■ **EXERCISE REQUIREMENTS**: Find every line with "Total" in it, then report how many there are and nothing more.

■ **DATASET EXCERPTS**:
START

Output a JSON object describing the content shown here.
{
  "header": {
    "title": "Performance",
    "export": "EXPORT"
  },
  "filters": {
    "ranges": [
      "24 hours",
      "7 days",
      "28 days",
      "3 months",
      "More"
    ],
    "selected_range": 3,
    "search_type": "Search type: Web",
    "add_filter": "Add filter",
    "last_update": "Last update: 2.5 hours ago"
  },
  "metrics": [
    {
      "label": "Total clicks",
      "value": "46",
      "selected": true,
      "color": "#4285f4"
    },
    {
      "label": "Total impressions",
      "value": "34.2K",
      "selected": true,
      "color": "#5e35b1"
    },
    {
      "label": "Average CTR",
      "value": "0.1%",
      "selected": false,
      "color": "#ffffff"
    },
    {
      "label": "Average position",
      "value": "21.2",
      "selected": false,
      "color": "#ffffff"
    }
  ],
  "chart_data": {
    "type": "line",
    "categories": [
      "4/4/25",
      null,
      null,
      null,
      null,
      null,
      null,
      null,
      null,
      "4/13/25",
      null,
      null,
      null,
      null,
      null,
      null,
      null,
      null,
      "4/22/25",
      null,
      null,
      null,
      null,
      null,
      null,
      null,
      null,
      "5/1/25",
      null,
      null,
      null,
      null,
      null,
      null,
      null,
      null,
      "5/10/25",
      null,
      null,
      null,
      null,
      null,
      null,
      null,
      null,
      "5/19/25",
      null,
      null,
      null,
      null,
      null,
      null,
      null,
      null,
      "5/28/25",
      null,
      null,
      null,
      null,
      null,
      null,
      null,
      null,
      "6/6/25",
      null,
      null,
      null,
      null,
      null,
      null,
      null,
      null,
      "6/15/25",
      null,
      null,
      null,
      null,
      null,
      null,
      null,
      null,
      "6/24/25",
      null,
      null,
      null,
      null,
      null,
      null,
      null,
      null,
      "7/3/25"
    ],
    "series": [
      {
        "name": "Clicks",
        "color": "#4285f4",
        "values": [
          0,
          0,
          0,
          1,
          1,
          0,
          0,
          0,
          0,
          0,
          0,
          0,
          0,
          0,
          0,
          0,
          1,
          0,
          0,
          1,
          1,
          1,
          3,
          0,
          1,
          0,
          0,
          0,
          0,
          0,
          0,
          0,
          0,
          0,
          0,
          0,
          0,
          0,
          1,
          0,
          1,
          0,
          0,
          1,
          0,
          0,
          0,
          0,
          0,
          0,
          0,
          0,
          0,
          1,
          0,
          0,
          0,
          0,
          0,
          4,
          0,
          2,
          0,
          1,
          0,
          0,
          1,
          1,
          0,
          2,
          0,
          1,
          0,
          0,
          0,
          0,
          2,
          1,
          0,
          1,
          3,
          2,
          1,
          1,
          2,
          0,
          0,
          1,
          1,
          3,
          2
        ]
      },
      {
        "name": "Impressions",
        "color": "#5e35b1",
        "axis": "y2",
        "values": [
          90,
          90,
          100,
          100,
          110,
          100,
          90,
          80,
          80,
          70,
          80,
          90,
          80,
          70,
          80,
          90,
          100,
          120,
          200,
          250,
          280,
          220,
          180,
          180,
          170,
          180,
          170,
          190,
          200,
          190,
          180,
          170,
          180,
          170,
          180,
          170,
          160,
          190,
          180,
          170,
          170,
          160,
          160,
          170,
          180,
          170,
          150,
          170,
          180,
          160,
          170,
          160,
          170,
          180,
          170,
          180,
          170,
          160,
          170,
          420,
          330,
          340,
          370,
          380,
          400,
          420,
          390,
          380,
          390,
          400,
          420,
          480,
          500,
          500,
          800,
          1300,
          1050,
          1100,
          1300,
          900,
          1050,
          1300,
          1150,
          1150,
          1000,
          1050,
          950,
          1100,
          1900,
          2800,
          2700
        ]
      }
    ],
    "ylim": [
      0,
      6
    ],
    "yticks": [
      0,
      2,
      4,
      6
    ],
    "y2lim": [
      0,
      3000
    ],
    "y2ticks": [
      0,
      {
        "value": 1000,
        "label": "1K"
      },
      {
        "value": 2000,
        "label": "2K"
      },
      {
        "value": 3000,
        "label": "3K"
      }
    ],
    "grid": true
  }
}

END

■ **ANSWER TO THIS PROBLEM**: 2